## Start
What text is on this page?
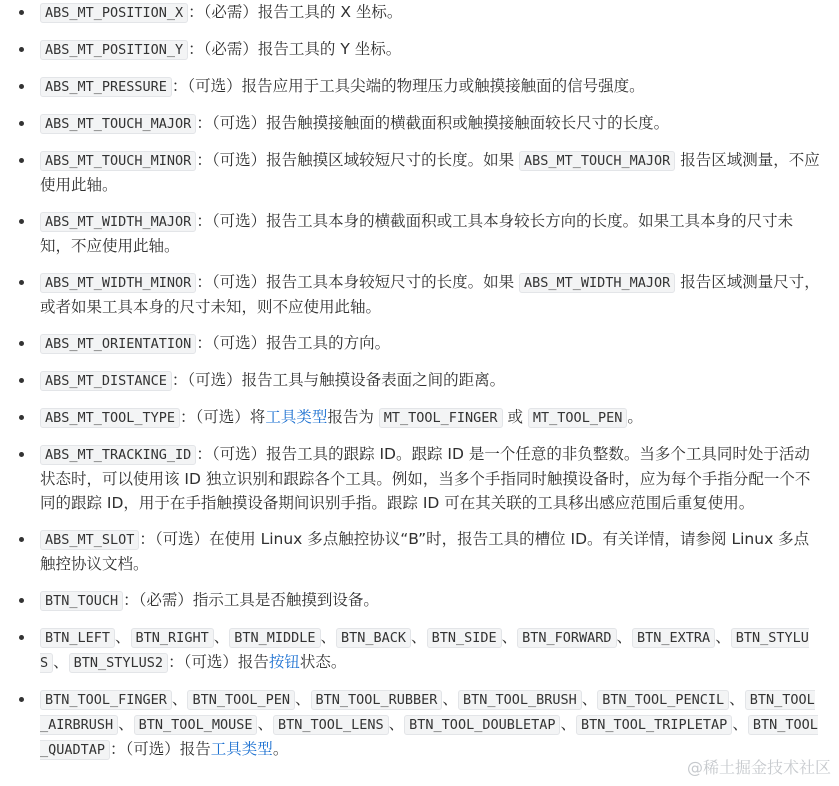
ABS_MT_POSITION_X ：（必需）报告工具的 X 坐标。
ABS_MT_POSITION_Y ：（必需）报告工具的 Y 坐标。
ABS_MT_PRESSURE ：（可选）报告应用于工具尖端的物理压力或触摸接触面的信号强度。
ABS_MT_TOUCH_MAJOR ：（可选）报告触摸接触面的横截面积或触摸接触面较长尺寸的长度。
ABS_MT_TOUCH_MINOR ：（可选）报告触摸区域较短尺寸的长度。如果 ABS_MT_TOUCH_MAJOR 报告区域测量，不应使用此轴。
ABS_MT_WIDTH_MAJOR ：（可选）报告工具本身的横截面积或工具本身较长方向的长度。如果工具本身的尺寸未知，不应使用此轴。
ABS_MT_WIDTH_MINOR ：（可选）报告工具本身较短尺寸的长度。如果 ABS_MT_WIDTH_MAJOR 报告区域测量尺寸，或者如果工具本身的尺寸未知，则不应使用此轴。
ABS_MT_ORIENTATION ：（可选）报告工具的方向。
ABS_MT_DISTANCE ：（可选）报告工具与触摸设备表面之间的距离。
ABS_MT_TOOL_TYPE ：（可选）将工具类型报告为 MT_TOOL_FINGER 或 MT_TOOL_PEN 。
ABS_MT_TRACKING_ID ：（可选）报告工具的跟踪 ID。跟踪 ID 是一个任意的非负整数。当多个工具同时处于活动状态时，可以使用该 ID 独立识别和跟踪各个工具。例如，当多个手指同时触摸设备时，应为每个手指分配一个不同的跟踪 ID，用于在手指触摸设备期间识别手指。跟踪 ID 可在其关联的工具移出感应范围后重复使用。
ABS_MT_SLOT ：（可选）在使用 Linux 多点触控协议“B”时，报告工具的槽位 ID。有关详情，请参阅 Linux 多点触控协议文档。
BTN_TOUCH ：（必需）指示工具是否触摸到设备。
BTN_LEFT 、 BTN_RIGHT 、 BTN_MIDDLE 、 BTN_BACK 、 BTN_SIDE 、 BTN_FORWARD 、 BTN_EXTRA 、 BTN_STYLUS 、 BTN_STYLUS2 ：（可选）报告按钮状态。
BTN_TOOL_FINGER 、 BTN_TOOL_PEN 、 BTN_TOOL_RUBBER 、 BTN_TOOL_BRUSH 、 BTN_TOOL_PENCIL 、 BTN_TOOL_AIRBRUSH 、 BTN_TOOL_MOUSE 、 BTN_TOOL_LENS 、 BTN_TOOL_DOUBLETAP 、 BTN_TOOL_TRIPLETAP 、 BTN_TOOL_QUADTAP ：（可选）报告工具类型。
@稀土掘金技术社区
## End
• [TASK PROMPT]
Images in the records should not be copied. Repeat all the rest exactly.

• [TASK ANSWER]
What text is on this page?
ABS_MT_POSITION_X ：（必需）报告工具的 X 坐标。
ABS_MT_POSITION_Y ：（必需）报告工具的 Y 坐标。
ABS_MT_PRESSURE ：（可选）报告应用于工具尖端的物理压力或触摸接触面的信号强度。
ABS_MT_TOUCH_MAJOR ：（可选）报告触摸接触面的横截面积或触摸接触面较长尺寸的长度。
ABS_MT_TOUCH_MINOR ：（可选）报告触摸区域较短尺寸的长度。如果 ABS_MT_TOUCH_MAJOR 报告区域测量，不应使用此轴。
ABS_MT_WIDTH_MAJOR ：（可选）报告工具本身的横截面积或工具本身较长方向的长度。如果工具本身的尺寸未知，不应使用此轴。
ABS_MT_WIDTH_MINOR ：（可选）报告工具本身较短尺寸的长度。如果 ABS_MT_WIDTH_MAJOR 报告区域测量尺寸，或者如果工具本身的尺寸未知，则不应使用此轴。
ABS_MT_ORIENTATION ：（可选）报告工具的方向。
ABS_MT_DISTANCE ：（可选）报告工具与触摸设备表面之间的距离。
ABS_MT_TOOL_TYPE ：（可选）将工具类型报告为 MT_TOOL_FINGER 或 MT_TOOL_PEN 。
ABS_MT_TRACKING_ID ：（可选）报告工具的跟踪 ID。跟踪 ID 是一个任意的非负整数。当多个工具同时处于活动状态时，可以使用该 ID 独立识别和跟踪各个工具。例如，当多个手指同时触摸设备时，应为每个手指分配一个不同的跟踪 ID，用于在手指触摸设备期间识别手指。跟踪 ID 可在其关联的工具移出感应范围后重复使用。
ABS_MT_SLOT ：（可选）在使用 Linux 多点触控协议“B”时，报告工具的槽位 ID。有关详情，请参阅 Linux 多点触控协议文档。
BTN_TOUCH ：（必需）指示工具是否触摸到设备。
BTN_LEFT 、 BTN_RIGHT 、 BTN_MIDDLE 、 BTN_BACK 、 BTN_SIDE 、 BTN_FORWARD 、 BTN_EXTRA 、 BTN_STYLUS 、 BTN_STYLUS2 ：（可选）报告按钮状态。
BTN_TOOL_FINGER 、 BTN_TOOL_PEN 、 BTN_TOOL_RUBBER 、 BTN_TOOL_BRUSH 、 BTN_TOOL_PENCIL 、 BTN_TOOL_AIRBRUSH 、 BTN_TOOL_MOUSE 、 BTN_TOOL_LENS 、 BTN_TOOL_DOUBLETAP 、 BTN_TOOL_TRIPLETAP 、 BTN_TOOL_QUADTAP ：（可选）报告工具类型。
@稀土掘金技术社区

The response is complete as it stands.